## Exercise
Using the listing below, report all lines holding the word "Robledo".

## Collected data
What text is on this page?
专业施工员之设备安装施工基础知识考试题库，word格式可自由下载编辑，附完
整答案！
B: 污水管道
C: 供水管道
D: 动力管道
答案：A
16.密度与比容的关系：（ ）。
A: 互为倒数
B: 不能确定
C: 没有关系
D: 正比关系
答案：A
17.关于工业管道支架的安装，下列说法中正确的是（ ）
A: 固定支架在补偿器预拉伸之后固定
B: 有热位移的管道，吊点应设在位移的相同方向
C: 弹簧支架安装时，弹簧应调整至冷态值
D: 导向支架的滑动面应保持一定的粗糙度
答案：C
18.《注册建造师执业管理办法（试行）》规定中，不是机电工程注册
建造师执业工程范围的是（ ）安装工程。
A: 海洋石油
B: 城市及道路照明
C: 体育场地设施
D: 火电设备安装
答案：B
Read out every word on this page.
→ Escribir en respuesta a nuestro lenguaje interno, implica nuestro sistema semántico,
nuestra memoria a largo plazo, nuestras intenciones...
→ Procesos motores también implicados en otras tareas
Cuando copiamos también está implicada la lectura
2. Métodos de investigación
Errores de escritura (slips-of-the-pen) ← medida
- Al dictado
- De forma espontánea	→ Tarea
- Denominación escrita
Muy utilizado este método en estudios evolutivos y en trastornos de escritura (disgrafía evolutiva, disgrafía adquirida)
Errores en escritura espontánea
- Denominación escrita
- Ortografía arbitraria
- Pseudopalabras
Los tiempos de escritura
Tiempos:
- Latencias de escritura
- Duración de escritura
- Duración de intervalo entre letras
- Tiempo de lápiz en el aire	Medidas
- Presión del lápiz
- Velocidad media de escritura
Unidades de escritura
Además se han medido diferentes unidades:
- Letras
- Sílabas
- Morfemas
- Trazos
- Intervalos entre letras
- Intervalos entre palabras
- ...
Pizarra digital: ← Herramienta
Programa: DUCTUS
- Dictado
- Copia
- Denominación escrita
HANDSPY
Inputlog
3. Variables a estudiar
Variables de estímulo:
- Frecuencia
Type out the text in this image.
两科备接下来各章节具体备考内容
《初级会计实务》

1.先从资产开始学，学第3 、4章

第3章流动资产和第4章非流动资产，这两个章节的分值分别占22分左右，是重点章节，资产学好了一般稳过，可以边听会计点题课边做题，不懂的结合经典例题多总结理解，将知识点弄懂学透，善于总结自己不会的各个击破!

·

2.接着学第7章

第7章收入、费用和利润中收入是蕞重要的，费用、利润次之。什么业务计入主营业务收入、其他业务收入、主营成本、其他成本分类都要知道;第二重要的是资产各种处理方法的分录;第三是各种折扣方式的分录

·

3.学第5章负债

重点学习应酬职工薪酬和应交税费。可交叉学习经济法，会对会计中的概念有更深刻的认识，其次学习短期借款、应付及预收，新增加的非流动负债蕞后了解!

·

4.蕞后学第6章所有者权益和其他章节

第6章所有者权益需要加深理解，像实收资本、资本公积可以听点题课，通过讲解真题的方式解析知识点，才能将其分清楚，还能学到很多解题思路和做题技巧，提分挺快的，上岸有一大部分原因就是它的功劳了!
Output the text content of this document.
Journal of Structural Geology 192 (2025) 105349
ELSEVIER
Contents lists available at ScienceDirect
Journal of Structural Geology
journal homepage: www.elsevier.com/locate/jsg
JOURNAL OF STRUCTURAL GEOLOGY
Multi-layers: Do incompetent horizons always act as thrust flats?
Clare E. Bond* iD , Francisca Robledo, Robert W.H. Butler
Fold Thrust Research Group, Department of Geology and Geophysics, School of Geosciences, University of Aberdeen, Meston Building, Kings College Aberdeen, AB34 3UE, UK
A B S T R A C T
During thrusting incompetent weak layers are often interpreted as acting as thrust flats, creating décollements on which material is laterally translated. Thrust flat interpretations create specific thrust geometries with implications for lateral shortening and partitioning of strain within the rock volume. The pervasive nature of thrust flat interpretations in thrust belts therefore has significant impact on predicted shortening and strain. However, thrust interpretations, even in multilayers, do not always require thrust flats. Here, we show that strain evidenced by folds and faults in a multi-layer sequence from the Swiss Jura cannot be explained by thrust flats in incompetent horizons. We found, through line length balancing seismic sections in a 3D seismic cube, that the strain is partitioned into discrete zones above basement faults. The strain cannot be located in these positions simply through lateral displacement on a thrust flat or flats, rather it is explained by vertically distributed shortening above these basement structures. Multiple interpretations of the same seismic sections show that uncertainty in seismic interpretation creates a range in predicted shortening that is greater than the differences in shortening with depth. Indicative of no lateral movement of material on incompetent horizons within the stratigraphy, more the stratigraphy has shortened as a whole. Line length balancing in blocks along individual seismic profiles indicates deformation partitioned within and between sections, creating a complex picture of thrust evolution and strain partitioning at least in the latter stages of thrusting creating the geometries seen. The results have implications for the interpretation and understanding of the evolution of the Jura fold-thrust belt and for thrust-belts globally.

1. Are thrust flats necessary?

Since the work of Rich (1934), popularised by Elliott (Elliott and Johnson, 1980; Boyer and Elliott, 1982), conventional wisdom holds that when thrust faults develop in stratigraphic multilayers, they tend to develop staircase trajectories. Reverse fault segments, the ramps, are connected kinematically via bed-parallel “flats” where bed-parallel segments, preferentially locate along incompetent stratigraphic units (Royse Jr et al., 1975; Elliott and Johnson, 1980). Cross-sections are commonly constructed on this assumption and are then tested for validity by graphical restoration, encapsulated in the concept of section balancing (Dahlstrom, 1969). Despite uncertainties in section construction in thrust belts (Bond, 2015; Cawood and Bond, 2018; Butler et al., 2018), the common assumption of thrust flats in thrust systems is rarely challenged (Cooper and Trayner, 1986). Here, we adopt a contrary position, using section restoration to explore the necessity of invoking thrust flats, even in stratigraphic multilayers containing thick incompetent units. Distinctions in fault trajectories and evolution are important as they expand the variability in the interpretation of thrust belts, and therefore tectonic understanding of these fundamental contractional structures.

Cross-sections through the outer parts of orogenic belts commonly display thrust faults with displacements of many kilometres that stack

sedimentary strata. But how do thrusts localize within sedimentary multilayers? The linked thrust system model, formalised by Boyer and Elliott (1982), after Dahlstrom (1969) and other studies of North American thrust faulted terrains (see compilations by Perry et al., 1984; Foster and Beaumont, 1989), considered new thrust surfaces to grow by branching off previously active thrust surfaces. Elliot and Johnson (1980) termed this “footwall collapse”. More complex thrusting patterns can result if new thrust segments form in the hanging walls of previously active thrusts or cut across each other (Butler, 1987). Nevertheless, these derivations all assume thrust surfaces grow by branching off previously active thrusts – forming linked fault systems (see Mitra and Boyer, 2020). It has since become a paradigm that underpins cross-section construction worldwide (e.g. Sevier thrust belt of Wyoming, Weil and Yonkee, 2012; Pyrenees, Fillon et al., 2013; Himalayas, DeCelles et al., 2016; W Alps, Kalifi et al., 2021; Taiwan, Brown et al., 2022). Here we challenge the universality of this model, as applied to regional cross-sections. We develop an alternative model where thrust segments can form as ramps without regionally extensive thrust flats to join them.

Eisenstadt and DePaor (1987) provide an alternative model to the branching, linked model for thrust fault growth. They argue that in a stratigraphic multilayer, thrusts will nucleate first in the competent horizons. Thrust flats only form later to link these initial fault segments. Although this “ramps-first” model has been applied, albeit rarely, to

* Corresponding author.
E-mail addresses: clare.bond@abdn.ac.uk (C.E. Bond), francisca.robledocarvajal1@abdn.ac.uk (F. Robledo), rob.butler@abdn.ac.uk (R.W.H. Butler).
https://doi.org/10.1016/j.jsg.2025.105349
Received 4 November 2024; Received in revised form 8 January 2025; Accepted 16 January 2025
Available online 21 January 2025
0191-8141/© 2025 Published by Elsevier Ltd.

## Solved exercise
Clare E. Bond* iD , Francisca Robledo, Robert W.H. Butler
E-mail addresses: clare.bond@abdn.ac.uk (C.E. Bond), francisca.robledocarvajal1@abdn.ac.uk (F. Robledo), rob.butler@abdn.ac.uk (R.W.H. Butler).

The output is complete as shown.